(Source data)
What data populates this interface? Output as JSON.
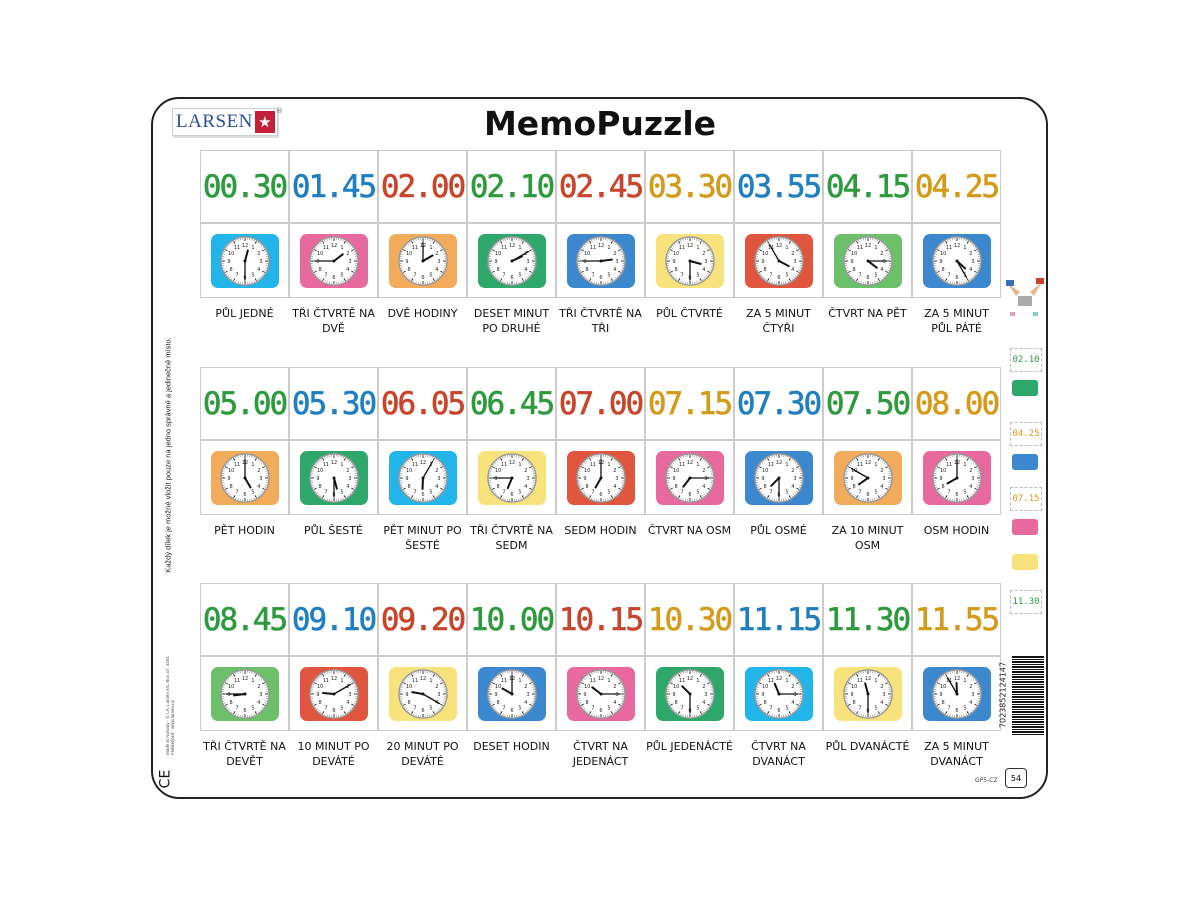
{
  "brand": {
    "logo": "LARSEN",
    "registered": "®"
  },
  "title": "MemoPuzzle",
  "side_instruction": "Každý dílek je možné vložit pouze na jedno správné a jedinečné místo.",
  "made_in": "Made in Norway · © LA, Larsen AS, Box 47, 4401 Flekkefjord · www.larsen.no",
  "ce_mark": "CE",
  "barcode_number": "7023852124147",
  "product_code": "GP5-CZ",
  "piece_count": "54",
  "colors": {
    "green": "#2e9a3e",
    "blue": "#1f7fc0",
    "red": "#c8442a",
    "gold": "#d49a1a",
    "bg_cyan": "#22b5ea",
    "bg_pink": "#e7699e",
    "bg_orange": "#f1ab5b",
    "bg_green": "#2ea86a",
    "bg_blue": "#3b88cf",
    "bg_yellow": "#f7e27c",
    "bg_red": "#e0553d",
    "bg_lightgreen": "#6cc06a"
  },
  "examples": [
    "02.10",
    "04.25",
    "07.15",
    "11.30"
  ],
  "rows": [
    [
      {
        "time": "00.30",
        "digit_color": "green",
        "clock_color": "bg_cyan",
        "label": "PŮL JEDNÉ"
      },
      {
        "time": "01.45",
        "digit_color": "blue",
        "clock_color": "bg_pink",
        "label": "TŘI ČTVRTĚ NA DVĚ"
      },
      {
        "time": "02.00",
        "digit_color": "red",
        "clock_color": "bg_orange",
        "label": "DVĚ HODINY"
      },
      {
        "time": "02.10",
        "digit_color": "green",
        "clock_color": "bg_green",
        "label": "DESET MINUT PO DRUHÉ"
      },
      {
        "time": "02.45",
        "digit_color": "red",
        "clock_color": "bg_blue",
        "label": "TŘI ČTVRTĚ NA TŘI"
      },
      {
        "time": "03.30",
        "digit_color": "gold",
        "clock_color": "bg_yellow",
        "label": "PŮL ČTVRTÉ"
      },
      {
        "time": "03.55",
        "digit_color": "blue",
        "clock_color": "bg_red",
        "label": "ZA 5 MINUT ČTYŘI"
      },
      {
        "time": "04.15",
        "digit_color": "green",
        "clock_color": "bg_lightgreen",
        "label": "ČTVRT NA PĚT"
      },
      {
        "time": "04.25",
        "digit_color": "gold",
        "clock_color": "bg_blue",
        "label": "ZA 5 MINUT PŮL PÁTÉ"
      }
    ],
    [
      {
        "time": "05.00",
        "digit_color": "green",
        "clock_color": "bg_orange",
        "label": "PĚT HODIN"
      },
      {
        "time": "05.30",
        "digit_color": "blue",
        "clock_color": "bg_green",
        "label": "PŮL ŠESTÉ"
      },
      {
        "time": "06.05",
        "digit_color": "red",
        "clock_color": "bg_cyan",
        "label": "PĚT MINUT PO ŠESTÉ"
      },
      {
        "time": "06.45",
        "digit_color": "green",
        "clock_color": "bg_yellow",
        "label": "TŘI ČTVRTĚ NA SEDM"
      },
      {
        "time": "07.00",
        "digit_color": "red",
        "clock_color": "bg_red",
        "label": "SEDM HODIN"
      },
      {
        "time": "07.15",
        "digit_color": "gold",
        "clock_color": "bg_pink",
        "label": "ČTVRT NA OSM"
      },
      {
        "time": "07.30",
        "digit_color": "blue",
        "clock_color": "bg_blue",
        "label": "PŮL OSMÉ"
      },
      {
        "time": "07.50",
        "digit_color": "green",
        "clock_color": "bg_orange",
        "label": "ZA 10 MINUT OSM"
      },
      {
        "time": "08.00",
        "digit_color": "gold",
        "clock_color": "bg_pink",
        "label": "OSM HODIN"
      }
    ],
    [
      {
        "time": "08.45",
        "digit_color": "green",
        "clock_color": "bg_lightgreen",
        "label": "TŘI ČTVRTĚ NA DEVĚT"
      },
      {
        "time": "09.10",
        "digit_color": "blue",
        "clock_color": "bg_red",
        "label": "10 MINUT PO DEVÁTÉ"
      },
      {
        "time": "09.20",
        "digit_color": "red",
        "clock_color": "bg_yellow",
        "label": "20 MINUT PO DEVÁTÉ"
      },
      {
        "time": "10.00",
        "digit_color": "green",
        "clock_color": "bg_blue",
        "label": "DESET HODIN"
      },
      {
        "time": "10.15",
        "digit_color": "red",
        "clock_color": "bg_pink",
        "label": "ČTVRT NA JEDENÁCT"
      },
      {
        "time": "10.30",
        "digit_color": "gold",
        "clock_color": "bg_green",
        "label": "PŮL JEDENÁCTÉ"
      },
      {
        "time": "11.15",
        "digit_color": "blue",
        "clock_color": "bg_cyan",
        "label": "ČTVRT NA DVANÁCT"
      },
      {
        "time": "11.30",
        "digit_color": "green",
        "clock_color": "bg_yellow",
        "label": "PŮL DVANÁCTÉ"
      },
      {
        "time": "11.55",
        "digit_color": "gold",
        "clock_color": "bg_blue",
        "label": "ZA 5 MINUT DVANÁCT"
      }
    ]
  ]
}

__Your instructions__: Within the data above, pick out all lines holding the word "ŠESTÉ".

__Exercise response__:
        "label": "PŮL ŠESTÉ"
        "label": "PĚT MINUT PO ŠESTÉ"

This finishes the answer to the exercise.